(What you have to do): The entries below are to be written out again without alteration.

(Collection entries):
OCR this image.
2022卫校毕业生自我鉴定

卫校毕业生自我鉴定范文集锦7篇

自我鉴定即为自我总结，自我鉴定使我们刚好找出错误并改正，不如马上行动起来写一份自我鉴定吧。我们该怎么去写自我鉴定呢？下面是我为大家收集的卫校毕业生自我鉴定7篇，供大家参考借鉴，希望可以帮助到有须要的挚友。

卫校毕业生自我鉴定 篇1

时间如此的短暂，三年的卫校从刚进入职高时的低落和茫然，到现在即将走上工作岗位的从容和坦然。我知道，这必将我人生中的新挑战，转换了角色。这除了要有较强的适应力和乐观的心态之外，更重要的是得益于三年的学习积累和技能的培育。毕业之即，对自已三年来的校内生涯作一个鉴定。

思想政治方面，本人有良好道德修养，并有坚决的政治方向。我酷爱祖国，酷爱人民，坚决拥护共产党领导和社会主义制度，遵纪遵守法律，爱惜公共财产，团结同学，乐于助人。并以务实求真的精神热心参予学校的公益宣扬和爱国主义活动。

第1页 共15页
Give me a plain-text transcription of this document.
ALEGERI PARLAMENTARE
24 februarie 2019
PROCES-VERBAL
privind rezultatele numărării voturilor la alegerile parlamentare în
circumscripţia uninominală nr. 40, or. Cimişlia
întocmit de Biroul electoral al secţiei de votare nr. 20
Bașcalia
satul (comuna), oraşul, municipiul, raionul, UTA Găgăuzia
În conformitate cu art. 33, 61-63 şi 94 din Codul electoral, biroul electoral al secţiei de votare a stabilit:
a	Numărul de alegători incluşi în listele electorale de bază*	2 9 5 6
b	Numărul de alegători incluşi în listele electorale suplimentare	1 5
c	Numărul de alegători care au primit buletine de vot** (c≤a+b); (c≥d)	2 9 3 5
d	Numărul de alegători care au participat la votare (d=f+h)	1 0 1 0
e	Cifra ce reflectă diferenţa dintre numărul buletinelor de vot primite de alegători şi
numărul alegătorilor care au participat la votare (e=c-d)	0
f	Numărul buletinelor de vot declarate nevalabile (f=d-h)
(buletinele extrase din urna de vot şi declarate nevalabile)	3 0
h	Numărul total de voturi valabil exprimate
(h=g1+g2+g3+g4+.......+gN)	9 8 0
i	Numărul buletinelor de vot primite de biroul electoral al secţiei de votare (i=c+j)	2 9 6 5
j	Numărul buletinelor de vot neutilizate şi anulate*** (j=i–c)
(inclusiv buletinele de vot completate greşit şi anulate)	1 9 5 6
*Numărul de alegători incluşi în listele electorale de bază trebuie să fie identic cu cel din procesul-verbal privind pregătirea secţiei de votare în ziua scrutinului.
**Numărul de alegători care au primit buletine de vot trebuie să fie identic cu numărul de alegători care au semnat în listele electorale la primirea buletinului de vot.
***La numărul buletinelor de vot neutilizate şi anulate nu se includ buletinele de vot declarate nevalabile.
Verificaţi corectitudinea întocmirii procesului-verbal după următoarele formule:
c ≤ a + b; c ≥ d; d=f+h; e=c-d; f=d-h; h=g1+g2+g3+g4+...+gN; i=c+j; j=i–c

(Solution for this task):
OCR this image.
2022卫校毕业生自我鉴定

卫校毕业生自我鉴定范文集锦7篇

自我鉴定即为自我总结，自我鉴定使我们刚好找出错误并改正，不如马上行动起来写一份自我鉴定吧。我们该怎么去写自我鉴定呢？下面是我为大家收集的卫校毕业生自我鉴定7篇，供大家参考借鉴，希望可以帮助到有须要的挚友。

卫校毕业生自我鉴定 篇1

时间如此的短暂，三年的卫校从刚进入职高时的低落和茫然，到现在即将走上工作岗位的从容和坦然。我知道，这必将我人生中的新挑战，转换了角色。这除了要有较强的适应力和乐观的心态之外，更重要的是得益于三年的学习积累和技能的培育。毕业之即，对自已三年来的校内生涯作一个鉴定。

思想政治方面，本人有良好道德修养，并有坚决的政治方向。我酷爱祖国，酷爱人民，坚决拥护共产党领导和社会主义制度，遵纪遵守法律，爱惜公共财产，团结同学，乐于助人。并以务实求真的精神热心参予学校的公益宣扬和爱国主义活动。

第1页 共15页
Give me a plain-text transcription of this document.
ALEGERI PARLAMENTARE
24 februarie 2019
PROCES-VERBAL
privind rezultatele numărării voturilor la alegerile parlamentare în
circumscripţia uninominală nr. 40, or. Cimişlia
întocmit de Biroul electoral al secţiei de votare nr. 20
Bașcalia
satul (comuna), oraşul, municipiul, raionul, UTA Găgăuzia
În conformitate cu art. 33, 61-63 şi 94 din Codul electoral, biroul electoral al secţiei de votare a stabilit:
a	Numărul de alegători incluşi în listele electorale de bază*	2 9 5 6
b	Numărul de alegători incluşi în listele electorale suplimentare	1 5
c	Numărul de alegători care au primit buletine de vot** (c≤a+b); (c≥d)	2 9 3 5
d	Numărul de alegători care au participat la votare (d=f+h)	1 0 1 0
e	Cifra ce reflectă diferenţa dintre numărul buletinelor de vot primite de alegători şi
numărul alegătorilor care au participat la votare (e=c-d)	0
f	Numărul buletinelor de vot declarate nevalabile (f=d-h)
(buletinele extrase din urna de vot şi declarate nevalabile)	3 0
h	Numărul total de voturi valabil exprimate
(h=g1+g2+g3+g4+.......+gN)	9 8 0
i	Numărul buletinelor de vot primite de biroul electoral al secţiei de votare (i=c+j)	2 9 6 5
j	Numărul buletinelor de vot neutilizate şi anulate*** (j=i–c)
(inclusiv buletinele de vot completate greşit şi anulate)	1 9 5 6
*Numărul de alegători incluşi în listele electorale de bază trebuie să fie identic cu cel din procesul-verbal privind pregătirea secţiei de votare în ziua scrutinului.
**Numărul de alegători care au primit buletine de vot trebuie să fie identic cu numărul de alegători care au semnat în listele electorale la primirea buletinului de vot.
***La numărul buletinelor de vot neutilizate şi anulate nu se includ buletinele de vot declarate nevalabile.
Verificaţi corectitudinea întocmirii procesului-verbal după următoarele formule:
c ≤ a + b; c ≥ d; d=f+h; e=c-d; f=d-h; h=g1+g2+g3+g4+...+gN; i=c+j; j=i–c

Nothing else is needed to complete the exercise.